* _Entries supplied_:
= = = = = = =

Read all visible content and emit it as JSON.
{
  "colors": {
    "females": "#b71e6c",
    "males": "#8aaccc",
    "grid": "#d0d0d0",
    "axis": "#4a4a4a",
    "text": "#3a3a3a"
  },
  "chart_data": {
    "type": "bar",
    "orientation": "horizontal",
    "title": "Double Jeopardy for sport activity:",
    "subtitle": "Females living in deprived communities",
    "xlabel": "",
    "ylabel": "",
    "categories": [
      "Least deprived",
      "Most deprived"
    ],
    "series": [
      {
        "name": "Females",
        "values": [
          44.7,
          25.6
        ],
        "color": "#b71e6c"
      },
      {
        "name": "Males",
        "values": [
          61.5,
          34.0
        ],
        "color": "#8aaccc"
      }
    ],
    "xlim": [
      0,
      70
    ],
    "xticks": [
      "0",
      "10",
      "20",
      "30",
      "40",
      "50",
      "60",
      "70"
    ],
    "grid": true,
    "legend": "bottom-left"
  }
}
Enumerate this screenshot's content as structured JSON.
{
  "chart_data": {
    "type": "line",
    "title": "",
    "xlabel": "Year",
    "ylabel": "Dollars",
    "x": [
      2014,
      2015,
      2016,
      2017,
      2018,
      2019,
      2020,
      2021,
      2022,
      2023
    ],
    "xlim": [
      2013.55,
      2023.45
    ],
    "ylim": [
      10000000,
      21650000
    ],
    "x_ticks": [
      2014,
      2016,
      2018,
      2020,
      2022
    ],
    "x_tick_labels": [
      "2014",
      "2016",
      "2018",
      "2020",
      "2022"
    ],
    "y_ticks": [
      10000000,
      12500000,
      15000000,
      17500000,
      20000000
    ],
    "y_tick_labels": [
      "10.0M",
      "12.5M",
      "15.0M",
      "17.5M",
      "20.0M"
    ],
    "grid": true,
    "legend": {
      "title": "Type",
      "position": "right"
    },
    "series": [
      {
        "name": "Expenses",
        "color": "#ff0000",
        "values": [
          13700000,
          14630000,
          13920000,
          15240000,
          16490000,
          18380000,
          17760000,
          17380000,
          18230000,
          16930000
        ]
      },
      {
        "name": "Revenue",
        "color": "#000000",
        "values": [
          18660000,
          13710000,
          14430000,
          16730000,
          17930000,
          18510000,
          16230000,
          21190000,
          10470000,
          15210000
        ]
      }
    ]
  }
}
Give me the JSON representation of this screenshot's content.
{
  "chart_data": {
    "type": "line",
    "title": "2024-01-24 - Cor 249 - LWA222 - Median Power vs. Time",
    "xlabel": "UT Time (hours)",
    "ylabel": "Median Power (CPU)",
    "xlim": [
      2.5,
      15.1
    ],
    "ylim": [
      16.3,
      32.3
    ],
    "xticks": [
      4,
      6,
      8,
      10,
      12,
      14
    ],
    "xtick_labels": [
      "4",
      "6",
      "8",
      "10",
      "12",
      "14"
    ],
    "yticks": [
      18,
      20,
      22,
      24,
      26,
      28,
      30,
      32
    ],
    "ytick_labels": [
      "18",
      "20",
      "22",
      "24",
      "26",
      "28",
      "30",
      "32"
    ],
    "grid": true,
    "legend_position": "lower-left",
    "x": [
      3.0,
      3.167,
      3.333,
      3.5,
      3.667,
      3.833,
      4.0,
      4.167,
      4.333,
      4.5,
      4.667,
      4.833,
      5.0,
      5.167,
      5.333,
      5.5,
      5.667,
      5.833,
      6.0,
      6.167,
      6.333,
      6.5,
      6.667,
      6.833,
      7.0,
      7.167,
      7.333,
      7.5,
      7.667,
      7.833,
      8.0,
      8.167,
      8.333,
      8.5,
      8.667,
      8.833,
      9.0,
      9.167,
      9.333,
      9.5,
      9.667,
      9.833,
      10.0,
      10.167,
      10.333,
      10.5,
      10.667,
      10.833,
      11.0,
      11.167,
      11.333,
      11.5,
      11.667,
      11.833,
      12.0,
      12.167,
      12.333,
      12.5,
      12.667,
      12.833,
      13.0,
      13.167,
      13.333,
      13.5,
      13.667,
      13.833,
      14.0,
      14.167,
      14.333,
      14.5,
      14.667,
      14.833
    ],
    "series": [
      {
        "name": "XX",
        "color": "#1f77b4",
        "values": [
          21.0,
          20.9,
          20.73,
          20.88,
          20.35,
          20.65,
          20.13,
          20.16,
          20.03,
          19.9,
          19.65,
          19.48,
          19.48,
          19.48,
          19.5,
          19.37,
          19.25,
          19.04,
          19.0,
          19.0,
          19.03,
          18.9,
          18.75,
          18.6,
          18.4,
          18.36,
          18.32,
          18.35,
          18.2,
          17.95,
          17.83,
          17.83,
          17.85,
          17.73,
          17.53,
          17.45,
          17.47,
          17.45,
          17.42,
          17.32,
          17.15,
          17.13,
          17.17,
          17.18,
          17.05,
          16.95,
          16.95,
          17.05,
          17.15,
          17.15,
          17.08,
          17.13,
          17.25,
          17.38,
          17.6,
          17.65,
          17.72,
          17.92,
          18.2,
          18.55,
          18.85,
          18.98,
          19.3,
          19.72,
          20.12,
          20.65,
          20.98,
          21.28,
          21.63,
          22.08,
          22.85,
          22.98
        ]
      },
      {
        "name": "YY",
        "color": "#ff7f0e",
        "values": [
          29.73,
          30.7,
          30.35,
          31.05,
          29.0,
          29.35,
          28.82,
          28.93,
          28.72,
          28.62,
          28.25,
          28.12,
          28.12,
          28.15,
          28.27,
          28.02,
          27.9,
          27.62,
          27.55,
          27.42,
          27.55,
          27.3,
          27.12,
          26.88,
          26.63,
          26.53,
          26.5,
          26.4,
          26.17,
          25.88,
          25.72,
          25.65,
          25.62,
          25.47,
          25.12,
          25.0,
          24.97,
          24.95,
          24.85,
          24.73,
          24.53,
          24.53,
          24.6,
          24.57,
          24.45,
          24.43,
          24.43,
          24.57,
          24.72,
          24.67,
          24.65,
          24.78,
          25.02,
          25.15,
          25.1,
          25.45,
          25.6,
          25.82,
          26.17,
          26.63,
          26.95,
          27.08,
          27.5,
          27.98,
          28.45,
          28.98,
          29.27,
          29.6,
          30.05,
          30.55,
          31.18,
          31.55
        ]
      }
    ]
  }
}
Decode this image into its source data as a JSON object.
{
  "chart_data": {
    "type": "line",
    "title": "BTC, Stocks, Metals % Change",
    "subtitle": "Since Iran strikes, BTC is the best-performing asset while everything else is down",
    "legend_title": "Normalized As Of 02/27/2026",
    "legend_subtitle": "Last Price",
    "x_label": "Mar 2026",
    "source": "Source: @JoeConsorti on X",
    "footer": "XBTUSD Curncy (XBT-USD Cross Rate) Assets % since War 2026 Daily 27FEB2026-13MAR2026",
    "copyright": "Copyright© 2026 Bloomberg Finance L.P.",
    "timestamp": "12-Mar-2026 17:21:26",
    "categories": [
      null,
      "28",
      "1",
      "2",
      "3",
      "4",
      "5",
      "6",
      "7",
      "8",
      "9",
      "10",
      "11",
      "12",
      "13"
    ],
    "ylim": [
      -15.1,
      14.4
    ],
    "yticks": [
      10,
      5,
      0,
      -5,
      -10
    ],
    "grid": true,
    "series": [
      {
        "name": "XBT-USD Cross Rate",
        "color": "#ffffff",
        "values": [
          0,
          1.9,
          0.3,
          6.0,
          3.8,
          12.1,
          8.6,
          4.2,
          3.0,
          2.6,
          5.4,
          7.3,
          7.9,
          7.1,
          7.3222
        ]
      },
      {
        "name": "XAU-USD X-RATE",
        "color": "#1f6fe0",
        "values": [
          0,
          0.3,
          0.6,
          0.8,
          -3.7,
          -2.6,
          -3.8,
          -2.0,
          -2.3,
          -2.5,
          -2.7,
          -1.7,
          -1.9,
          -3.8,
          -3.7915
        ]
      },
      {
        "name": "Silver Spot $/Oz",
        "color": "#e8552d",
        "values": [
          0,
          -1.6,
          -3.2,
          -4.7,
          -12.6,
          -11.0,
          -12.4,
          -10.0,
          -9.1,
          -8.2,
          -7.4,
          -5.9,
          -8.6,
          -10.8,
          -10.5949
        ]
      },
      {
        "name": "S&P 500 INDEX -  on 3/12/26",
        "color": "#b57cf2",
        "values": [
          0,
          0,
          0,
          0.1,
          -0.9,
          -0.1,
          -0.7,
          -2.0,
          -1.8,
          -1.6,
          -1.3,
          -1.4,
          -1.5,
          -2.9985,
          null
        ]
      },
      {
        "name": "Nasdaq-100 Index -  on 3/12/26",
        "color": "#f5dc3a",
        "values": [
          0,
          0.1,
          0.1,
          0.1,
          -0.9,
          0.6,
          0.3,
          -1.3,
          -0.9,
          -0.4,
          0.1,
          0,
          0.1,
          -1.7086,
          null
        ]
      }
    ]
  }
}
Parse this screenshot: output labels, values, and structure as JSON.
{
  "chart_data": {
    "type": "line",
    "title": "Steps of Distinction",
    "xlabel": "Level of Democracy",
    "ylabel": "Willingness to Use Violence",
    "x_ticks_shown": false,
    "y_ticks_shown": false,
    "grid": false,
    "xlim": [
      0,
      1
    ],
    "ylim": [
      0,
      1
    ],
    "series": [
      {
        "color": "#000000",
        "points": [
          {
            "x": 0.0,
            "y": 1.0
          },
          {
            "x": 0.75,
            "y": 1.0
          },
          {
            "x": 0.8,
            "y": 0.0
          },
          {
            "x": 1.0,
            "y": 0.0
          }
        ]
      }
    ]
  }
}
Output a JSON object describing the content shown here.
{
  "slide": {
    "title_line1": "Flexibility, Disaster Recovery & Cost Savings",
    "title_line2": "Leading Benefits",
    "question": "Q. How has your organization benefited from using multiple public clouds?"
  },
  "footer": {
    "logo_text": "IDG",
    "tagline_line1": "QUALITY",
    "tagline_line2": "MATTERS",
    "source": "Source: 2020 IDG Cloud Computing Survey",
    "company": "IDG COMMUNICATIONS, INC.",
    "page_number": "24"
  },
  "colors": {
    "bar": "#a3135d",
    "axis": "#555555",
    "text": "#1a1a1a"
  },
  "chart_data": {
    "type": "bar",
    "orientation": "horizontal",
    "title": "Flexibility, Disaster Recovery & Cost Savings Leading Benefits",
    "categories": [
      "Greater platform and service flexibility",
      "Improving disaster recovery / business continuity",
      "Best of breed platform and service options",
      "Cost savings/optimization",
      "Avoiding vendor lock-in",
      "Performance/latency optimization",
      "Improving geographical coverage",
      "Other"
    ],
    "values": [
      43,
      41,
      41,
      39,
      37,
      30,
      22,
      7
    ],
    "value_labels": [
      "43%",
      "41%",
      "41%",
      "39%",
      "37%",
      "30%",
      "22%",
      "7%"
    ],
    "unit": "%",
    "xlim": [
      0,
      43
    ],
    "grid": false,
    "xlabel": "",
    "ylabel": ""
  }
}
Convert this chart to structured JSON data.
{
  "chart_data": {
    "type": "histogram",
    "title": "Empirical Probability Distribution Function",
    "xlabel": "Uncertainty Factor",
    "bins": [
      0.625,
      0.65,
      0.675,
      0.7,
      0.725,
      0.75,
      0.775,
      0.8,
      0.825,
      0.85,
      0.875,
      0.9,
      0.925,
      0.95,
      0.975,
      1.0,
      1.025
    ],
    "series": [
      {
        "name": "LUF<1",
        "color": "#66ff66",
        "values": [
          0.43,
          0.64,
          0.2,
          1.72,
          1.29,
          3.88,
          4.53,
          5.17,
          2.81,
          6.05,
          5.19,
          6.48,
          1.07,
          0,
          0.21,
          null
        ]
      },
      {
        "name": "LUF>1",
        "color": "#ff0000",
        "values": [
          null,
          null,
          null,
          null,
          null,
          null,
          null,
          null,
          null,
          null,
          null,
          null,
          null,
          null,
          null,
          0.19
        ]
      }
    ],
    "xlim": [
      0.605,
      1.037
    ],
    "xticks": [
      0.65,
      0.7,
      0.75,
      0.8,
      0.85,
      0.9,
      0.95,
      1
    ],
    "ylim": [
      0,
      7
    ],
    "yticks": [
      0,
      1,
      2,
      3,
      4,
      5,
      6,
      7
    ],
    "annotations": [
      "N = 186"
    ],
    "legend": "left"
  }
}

= = = = = = =

* _The task_: Using the entries above, return each line that includes the word "Power".

* _Response to this task_:
    "title": "2024-01-24 - Cor 249 - LWA222 - Median Power vs. Time",
    "ylabel": "Median Power (CPU)",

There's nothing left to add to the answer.